* **RECORD EXCERPTS**
----------------------------------------

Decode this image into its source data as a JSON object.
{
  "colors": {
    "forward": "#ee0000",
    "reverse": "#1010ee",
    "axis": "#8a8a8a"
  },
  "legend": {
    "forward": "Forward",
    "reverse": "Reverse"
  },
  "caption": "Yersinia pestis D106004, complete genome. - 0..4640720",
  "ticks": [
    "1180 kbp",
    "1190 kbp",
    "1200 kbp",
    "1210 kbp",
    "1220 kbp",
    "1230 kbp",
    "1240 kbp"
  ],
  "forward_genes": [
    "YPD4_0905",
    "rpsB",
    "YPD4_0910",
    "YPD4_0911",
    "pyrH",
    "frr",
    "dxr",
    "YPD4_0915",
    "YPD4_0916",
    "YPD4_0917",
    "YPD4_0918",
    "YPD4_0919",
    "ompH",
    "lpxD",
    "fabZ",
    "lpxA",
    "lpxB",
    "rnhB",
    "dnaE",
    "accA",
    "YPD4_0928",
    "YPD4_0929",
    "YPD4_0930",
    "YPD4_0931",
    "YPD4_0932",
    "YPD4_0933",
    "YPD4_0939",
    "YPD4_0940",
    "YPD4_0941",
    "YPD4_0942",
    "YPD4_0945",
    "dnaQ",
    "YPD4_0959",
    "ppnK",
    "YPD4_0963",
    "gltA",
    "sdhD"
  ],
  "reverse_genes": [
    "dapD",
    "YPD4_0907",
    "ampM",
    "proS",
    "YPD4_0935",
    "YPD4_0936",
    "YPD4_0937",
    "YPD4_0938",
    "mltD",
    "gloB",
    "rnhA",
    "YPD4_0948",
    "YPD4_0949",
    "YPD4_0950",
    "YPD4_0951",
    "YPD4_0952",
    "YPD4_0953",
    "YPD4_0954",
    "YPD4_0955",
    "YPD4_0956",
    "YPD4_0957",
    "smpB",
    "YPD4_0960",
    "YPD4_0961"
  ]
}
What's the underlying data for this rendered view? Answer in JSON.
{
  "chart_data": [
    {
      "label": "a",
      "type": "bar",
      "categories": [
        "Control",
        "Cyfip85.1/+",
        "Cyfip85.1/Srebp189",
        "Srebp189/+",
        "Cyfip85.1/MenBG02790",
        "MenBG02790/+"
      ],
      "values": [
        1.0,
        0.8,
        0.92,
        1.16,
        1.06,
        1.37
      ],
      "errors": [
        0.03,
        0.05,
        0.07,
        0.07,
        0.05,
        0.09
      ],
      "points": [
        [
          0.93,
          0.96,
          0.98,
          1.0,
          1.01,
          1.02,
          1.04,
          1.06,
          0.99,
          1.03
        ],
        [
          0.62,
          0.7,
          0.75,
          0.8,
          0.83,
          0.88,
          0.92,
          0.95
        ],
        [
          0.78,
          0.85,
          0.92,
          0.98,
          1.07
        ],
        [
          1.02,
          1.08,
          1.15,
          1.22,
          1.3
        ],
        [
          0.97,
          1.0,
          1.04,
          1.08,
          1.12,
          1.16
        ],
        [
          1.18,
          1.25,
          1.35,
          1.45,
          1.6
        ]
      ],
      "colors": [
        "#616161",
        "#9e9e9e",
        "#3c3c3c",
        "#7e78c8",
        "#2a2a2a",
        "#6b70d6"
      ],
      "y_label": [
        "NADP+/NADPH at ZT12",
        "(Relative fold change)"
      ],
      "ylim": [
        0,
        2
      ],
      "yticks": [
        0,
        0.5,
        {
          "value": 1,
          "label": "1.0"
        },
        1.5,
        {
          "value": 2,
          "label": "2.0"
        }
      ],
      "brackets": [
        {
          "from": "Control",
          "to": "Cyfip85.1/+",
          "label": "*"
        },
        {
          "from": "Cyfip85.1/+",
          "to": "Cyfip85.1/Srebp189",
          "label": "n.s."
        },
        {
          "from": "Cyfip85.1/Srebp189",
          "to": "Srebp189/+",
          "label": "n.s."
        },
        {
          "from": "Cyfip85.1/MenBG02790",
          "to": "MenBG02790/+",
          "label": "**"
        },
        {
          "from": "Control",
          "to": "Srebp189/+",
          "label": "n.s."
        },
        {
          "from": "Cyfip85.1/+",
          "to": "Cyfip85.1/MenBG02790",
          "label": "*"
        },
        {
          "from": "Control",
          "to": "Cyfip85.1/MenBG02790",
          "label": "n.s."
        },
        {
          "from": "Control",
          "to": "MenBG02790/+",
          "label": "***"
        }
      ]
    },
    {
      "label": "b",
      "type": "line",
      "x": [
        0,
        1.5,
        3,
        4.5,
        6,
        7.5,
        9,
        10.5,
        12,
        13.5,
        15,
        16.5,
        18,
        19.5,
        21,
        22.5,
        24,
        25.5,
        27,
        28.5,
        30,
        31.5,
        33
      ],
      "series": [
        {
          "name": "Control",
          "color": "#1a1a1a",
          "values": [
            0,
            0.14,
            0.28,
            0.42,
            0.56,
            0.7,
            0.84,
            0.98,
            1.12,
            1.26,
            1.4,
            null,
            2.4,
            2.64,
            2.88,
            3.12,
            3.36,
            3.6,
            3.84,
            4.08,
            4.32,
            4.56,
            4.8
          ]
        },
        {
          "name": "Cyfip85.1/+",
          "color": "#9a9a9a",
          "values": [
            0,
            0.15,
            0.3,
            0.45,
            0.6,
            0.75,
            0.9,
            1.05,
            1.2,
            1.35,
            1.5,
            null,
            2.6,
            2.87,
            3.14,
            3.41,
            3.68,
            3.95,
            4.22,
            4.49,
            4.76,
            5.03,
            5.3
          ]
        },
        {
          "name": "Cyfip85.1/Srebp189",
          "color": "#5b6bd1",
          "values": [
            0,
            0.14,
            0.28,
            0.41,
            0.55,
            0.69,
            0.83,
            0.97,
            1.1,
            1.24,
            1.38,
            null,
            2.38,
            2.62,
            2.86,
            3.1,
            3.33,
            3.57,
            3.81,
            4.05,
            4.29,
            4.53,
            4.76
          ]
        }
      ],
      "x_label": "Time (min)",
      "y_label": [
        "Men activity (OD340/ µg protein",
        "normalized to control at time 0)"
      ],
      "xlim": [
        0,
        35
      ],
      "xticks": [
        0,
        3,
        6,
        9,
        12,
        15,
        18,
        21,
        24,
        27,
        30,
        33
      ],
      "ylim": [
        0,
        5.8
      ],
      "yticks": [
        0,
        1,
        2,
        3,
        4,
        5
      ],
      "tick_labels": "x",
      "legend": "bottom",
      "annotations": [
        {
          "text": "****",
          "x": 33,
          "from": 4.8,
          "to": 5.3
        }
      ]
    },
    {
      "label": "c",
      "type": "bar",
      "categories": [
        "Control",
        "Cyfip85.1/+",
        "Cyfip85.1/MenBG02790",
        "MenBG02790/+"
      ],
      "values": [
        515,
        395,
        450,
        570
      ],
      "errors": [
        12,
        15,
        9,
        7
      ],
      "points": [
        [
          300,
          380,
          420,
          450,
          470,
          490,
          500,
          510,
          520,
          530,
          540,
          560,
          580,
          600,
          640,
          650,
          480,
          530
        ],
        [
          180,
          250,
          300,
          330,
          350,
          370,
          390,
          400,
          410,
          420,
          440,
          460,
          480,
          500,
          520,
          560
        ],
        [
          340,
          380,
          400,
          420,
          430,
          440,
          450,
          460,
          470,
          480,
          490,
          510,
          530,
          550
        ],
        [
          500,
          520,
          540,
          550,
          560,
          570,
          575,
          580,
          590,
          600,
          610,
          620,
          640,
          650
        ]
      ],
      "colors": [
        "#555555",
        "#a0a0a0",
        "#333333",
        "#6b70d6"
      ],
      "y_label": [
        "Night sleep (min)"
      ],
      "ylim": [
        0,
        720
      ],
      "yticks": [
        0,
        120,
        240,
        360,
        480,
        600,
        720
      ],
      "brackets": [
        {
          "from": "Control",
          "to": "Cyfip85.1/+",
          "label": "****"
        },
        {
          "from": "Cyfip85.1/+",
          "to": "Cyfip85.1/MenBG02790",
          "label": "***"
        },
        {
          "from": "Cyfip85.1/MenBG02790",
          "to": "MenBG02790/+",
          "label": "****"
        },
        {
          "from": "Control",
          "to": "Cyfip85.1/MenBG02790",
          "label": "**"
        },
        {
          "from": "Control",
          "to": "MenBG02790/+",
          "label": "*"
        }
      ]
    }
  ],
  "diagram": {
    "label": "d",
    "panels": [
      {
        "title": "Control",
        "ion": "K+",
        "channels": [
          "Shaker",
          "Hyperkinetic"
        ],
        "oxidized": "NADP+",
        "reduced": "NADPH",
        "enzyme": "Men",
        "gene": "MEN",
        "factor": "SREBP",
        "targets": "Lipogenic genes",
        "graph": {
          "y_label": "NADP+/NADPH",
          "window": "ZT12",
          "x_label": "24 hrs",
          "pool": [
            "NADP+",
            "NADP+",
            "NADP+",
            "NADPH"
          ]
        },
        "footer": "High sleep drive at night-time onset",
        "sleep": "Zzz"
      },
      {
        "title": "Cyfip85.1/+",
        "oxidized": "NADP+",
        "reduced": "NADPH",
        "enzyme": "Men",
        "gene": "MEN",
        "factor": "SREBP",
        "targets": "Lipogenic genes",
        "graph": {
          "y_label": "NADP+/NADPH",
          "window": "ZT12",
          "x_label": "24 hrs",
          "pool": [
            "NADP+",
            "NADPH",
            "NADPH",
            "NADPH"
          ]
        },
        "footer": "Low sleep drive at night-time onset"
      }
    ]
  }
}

----------------------------------------

* **AIM OF THE EXERCISE**
Show each line of the material that includes the string "this" by copying it.

* **SOLUTION BELOW**
Decode this image into its source data as a JSON object.
What's the underlying data for this rendered view? Answer in JSON.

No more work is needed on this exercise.